===== Provided records =====

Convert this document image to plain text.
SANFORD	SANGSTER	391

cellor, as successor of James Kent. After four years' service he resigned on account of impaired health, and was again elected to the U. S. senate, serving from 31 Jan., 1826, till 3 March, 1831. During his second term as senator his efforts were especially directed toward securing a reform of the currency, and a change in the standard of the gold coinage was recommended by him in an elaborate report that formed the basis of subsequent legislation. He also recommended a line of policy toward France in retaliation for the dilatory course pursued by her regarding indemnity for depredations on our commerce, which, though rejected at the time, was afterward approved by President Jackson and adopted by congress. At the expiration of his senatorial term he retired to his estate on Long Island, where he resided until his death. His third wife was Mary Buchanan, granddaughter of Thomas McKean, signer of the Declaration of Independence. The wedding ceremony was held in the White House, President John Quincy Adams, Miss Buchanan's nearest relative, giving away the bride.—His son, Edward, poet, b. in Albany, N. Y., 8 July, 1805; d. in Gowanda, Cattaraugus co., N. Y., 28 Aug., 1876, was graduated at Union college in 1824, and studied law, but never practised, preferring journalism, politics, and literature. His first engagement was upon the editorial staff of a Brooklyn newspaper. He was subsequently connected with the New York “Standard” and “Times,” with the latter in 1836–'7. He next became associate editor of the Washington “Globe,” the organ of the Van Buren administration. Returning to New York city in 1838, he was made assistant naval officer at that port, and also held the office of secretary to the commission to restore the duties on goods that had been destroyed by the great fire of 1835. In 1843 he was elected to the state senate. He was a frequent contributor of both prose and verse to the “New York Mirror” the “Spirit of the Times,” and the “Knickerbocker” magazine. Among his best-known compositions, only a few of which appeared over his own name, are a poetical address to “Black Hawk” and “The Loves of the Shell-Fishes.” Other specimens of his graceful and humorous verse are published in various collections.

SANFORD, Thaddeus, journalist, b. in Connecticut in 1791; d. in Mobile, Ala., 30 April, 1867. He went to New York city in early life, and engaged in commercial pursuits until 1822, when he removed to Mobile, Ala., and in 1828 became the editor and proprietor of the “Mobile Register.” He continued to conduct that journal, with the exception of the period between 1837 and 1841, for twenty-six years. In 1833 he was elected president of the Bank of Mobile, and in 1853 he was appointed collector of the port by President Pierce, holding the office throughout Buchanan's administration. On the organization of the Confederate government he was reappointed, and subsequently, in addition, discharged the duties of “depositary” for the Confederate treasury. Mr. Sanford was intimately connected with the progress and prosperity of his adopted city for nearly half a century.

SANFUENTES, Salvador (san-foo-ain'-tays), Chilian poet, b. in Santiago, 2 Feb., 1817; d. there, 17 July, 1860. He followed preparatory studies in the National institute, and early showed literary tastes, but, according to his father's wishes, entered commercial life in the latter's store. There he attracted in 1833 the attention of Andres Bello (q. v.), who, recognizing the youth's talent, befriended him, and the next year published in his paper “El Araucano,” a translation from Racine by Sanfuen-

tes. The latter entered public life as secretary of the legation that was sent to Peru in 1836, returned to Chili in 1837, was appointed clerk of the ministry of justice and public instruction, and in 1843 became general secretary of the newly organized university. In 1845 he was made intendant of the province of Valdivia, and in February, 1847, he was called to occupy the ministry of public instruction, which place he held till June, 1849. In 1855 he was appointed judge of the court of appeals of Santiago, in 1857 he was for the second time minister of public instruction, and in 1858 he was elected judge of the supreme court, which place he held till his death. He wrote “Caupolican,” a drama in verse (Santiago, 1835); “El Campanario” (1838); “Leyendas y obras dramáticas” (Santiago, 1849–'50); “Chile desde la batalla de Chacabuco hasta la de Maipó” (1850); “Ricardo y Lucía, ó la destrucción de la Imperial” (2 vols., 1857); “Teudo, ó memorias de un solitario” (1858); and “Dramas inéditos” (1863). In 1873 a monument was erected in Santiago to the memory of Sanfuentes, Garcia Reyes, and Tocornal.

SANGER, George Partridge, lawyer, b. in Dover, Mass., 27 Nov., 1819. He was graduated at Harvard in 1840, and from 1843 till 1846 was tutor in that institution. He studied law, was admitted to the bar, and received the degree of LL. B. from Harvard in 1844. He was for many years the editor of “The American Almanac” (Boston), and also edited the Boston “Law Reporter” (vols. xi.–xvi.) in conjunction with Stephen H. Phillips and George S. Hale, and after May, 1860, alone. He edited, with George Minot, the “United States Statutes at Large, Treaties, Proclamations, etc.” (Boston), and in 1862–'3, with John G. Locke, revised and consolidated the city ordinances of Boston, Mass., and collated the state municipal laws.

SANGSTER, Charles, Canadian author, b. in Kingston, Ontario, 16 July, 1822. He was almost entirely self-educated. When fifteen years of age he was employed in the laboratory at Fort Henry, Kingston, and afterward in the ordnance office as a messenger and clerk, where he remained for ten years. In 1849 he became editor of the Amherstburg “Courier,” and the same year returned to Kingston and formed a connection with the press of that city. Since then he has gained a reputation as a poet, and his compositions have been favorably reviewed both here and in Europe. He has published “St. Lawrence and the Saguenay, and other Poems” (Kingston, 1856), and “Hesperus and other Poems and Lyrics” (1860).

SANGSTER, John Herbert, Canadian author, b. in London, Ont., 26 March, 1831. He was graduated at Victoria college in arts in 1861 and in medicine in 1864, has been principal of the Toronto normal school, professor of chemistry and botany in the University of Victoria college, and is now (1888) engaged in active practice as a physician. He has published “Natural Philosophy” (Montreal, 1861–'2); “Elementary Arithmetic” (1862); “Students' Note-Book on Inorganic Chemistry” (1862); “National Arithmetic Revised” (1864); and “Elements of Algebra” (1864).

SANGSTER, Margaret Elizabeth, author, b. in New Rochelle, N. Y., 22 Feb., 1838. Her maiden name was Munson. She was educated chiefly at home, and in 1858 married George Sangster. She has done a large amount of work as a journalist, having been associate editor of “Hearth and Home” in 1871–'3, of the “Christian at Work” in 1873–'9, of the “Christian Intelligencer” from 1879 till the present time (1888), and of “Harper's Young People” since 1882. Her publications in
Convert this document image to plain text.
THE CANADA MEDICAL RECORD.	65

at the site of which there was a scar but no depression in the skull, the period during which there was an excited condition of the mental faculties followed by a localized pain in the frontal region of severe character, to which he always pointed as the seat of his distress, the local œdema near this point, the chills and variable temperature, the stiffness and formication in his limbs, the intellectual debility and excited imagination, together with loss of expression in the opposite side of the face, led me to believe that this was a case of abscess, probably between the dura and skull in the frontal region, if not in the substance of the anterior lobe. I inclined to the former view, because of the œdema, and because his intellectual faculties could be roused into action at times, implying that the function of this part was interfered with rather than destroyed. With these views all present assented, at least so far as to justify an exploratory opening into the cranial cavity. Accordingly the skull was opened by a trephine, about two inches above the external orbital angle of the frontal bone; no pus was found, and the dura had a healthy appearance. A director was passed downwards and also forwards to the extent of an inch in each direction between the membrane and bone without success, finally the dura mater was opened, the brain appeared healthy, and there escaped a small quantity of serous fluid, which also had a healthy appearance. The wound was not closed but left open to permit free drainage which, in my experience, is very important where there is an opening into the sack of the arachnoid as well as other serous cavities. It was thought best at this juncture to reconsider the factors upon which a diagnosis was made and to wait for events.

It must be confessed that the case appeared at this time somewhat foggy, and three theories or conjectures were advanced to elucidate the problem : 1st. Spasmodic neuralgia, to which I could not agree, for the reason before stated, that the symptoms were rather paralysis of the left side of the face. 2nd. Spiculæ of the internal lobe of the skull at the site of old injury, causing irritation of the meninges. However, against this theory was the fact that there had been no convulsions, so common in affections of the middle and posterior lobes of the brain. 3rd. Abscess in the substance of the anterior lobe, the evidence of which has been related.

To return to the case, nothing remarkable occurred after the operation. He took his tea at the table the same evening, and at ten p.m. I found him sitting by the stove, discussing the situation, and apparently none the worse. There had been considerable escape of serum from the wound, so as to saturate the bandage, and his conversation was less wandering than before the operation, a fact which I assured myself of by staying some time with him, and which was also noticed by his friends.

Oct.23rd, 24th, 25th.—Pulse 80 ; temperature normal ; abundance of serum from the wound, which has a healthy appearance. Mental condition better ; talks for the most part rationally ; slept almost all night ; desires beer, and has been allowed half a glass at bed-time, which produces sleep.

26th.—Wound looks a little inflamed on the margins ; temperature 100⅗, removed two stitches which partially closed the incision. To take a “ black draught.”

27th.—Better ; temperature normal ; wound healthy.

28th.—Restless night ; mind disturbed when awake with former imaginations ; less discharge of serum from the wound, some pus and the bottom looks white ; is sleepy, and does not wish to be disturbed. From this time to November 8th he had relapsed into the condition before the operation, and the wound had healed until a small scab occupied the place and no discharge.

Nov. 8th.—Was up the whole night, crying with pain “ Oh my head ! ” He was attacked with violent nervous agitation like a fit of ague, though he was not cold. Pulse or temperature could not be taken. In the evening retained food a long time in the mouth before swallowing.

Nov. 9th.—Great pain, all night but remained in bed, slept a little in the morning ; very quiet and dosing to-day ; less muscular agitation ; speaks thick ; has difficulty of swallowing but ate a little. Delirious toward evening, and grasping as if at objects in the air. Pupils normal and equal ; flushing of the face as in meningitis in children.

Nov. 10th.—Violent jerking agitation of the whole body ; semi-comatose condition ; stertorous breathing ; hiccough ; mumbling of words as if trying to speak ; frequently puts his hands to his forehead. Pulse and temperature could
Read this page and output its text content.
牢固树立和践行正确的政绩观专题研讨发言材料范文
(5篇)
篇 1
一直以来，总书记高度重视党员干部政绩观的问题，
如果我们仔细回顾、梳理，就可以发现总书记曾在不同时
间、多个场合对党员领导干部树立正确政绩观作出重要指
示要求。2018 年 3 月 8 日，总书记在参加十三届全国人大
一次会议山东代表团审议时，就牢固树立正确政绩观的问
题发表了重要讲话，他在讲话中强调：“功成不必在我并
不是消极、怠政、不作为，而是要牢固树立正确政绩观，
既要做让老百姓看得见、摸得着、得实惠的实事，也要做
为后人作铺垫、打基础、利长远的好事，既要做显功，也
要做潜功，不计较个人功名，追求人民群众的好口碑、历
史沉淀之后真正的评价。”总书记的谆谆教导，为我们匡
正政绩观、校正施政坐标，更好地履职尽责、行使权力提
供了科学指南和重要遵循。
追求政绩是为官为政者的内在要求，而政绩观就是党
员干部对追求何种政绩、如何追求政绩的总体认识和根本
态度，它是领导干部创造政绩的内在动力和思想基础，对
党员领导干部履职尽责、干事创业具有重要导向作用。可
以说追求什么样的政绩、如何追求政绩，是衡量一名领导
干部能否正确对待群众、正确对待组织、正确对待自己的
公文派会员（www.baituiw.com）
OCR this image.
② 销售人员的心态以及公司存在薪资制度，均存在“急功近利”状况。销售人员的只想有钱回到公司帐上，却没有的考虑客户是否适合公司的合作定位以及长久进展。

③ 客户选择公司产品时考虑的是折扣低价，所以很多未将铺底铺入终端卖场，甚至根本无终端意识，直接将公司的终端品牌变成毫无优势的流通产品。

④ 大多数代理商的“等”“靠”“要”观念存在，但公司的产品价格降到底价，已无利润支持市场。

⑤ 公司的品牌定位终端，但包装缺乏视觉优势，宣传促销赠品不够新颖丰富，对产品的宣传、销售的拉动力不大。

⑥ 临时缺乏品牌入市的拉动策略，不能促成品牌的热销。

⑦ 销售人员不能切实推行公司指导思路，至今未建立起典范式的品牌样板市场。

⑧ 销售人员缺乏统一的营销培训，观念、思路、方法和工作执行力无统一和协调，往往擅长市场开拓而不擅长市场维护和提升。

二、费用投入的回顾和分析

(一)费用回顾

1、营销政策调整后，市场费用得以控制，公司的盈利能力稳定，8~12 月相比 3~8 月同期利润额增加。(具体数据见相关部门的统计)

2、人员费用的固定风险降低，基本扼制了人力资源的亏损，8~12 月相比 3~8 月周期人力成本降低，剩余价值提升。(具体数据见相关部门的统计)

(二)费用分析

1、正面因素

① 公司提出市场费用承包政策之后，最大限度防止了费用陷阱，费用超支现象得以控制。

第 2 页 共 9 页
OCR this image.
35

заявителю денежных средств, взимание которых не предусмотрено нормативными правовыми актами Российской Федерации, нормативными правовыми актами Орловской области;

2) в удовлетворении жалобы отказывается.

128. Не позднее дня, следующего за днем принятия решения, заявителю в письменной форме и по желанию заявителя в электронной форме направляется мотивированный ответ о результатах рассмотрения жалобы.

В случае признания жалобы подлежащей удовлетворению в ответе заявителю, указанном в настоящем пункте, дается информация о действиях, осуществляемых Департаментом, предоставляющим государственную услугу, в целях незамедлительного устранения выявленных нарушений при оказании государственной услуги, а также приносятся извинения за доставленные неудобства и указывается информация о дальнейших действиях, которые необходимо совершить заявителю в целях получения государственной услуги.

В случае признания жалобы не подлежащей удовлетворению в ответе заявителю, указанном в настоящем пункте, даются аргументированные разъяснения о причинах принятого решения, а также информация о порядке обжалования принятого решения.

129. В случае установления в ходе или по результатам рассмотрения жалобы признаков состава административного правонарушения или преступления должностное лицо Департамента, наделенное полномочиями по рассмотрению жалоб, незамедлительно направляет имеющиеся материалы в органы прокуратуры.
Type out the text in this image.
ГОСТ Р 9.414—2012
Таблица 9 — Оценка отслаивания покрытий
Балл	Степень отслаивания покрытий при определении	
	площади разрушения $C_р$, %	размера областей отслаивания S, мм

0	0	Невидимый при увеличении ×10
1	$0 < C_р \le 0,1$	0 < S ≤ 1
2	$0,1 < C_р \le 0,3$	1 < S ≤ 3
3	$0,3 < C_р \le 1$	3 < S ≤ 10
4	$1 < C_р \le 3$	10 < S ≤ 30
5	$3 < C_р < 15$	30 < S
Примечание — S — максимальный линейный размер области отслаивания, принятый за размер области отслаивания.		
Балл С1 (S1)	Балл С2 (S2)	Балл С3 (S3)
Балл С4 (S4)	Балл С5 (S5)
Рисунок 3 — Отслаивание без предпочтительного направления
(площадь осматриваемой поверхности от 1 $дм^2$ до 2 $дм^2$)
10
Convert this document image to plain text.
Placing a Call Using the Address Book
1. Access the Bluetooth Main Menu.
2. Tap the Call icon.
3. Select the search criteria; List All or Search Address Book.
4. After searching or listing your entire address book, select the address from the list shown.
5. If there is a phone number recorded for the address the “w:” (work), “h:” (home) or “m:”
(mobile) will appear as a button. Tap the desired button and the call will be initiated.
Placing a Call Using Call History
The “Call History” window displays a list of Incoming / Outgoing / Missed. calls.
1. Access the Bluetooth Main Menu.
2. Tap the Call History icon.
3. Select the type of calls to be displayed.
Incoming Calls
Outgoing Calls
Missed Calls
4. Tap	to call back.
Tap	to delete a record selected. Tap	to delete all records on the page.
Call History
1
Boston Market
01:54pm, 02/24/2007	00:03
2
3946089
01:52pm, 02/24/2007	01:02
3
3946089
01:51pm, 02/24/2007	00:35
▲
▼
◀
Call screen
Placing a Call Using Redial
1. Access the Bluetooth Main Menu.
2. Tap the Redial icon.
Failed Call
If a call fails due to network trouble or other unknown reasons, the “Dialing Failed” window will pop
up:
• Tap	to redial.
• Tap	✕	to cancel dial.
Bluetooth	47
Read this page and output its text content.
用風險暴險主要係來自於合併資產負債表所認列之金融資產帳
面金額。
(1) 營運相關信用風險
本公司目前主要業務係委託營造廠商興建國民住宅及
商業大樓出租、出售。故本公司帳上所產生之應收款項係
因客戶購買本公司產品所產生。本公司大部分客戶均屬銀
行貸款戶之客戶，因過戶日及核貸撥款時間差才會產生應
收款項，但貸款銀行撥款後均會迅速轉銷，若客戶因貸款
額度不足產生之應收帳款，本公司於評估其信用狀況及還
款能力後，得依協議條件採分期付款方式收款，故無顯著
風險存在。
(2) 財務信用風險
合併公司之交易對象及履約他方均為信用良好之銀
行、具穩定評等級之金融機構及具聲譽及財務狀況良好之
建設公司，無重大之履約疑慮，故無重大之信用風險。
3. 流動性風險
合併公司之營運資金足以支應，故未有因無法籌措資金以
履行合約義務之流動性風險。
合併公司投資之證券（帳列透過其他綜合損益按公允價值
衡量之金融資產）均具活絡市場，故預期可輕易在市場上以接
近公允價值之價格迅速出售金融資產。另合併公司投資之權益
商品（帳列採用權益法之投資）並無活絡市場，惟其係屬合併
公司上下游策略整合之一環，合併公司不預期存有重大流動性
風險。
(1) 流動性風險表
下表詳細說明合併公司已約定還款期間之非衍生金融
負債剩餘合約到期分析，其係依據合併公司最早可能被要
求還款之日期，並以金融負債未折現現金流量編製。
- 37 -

=====

- **Work to do**
Give only a number: how many lines of the data hold the string "Missed"?

- **Result of the exercise**
2